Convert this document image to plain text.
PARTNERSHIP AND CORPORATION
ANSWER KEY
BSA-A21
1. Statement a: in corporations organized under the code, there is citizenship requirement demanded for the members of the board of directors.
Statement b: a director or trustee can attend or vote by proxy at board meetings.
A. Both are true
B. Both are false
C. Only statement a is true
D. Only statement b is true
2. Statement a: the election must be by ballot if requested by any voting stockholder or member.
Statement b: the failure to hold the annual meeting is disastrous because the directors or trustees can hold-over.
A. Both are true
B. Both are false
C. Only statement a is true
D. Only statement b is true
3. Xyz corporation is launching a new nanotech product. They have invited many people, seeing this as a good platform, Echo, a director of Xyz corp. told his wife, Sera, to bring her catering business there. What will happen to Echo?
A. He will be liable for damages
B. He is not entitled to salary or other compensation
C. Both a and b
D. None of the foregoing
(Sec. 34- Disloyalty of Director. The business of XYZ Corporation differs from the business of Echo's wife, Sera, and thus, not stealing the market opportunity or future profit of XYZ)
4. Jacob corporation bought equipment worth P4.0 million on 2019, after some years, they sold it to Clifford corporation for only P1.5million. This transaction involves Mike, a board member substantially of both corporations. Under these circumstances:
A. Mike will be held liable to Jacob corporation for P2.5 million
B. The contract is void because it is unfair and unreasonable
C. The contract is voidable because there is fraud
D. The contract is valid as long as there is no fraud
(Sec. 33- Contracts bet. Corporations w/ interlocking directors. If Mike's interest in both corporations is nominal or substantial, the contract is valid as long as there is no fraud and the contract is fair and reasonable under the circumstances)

..............................

■ **WRITTEN EXERCISE**:
Among the lines above, how many contain the string "valid"? State the number alone.

■ **EXPECTED OUTPUT**:
2